Excerpted records:
---
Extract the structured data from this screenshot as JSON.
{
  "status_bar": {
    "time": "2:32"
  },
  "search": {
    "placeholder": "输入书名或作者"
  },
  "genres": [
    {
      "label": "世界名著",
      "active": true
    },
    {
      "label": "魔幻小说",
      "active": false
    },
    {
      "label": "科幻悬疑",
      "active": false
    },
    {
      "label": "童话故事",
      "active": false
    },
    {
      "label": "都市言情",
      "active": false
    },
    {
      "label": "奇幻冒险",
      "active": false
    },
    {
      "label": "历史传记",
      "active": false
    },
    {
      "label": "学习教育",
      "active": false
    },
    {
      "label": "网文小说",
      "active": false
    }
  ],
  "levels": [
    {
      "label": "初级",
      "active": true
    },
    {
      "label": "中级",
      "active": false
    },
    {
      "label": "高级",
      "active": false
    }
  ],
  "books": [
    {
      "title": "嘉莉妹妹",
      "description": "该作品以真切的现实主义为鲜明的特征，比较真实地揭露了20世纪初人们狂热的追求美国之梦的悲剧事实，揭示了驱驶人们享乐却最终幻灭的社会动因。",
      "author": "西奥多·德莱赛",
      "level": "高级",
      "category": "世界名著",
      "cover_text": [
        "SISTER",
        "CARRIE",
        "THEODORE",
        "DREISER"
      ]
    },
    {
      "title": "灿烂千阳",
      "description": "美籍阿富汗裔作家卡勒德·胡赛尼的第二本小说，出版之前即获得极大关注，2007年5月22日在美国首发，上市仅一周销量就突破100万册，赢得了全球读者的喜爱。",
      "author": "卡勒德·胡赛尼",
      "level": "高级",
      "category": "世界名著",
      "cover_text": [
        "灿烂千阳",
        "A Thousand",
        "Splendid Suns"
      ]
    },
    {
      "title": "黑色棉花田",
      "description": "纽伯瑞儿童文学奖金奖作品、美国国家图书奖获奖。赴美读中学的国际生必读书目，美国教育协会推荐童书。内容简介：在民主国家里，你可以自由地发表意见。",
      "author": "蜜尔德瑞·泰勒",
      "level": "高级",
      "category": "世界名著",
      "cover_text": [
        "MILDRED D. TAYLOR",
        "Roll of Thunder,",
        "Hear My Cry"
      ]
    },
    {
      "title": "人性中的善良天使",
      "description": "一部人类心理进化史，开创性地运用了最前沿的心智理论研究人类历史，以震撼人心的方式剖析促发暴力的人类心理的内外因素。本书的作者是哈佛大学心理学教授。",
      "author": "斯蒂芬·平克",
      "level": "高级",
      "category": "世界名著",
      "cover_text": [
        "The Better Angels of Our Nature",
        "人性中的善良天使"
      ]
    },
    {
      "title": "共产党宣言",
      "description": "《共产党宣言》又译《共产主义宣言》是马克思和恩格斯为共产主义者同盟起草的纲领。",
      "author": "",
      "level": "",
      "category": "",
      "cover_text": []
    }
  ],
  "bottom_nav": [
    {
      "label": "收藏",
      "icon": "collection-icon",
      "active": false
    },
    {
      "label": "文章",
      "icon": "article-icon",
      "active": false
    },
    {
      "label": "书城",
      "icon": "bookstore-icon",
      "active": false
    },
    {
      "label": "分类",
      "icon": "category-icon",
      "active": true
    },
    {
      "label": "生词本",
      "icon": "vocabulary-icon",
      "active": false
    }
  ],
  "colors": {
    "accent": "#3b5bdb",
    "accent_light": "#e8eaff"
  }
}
---
Exercise requirements: Each entry above needs to be retyped exactly.

Result of the task:
Extract the structured data from this screenshot as JSON.
{
  "status_bar": {
    "time": "2:32"
  },
  "search": {
    "placeholder": "输入书名或作者"
  },
  "genres": [
    {
      "label": "世界名著",
      "active": true
    },
    {
      "label": "魔幻小说",
      "active": false
    },
    {
      "label": "科幻悬疑",
      "active": false
    },
    {
      "label": "童话故事",
      "active": false
    },
    {
      "label": "都市言情",
      "active": false
    },
    {
      "label": "奇幻冒险",
      "active": false
    },
    {
      "label": "历史传记",
      "active": false
    },
    {
      "label": "学习教育",
      "active": false
    },
    {
      "label": "网文小说",
      "active": false
    }
  ],
  "levels": [
    {
      "label": "初级",
      "active": true
    },
    {
      "label": "中级",
      "active": false
    },
    {
      "label": "高级",
      "active": false
    }
  ],
  "books": [
    {
      "title": "嘉莉妹妹",
      "description": "该作品以真切的现实主义为鲜明的特征，比较真实地揭露了20世纪初人们狂热的追求美国之梦的悲剧事实，揭示了驱驶人们享乐却最终幻灭的社会动因。",
      "author": "西奥多·德莱赛",
      "level": "高级",
      "category": "世界名著",
      "cover_text": [
        "SISTER",
        "CARRIE",
        "THEODORE",
        "DREISER"
      ]
    },
    {
      "title": "灿烂千阳",
      "description": "美籍阿富汗裔作家卡勒德·胡赛尼的第二本小说，出版之前即获得极大关注，2007年5月22日在美国首发，上市仅一周销量就突破100万册，赢得了全球读者的喜爱。",
      "author": "卡勒德·胡赛尼",
      "level": "高级",
      "category": "世界名著",
      "cover_text": [
        "灿烂千阳",
        "A Thousand",
        "Splendid Suns"
      ]
    },
    {
      "title": "黑色棉花田",
      "description": "纽伯瑞儿童文学奖金奖作品、美国国家图书奖获奖。赴美读中学的国际生必读书目，美国教育协会推荐童书。内容简介：在民主国家里，你可以自由地发表意见。",
      "author": "蜜尔德瑞·泰勒",
      "level": "高级",
      "category": "世界名著",
      "cover_text": [
        "MILDRED D. TAYLOR",
        "Roll of Thunder,",
        "Hear My Cry"
      ]
    },
    {
      "title": "人性中的善良天使",
      "description": "一部人类心理进化史，开创性地运用了最前沿的心智理论研究人类历史，以震撼人心的方式剖析促发暴力的人类心理的内外因素。本书的作者是哈佛大学心理学教授。",
      "author": "斯蒂芬·平克",
      "level": "高级",
      "category": "世界名著",
      "cover_text": [
        "The Better Angels of Our Nature",
        "人性中的善良天使"
      ]
    },
    {
      "title": "共产党宣言",
      "description": "《共产党宣言》又译《共产主义宣言》是马克思和恩格斯为共产主义者同盟起草的纲领。",
      "author": "",
      "level": "",
      "category": "",
      "cover_text": []
    }
  ],
  "bottom_nav": [
    {
      "label": "收藏",
      "icon": "collection-icon",
      "active": false
    },
    {
      "label": "文章",
      "icon": "article-icon",
      "active": false
    },
    {
      "label": "书城",
      "icon": "bookstore-icon",
      "active": false
    },
    {
      "label": "分类",
      "icon": "category-icon",
      "active": true
    },
    {
      "label": "生词本",
      "icon": "vocabulary-icon",
      "active": false
    }
  ],
  "colors": {
    "accent": "#3b5bdb",
    "accent_light": "#e8eaff"
  }
}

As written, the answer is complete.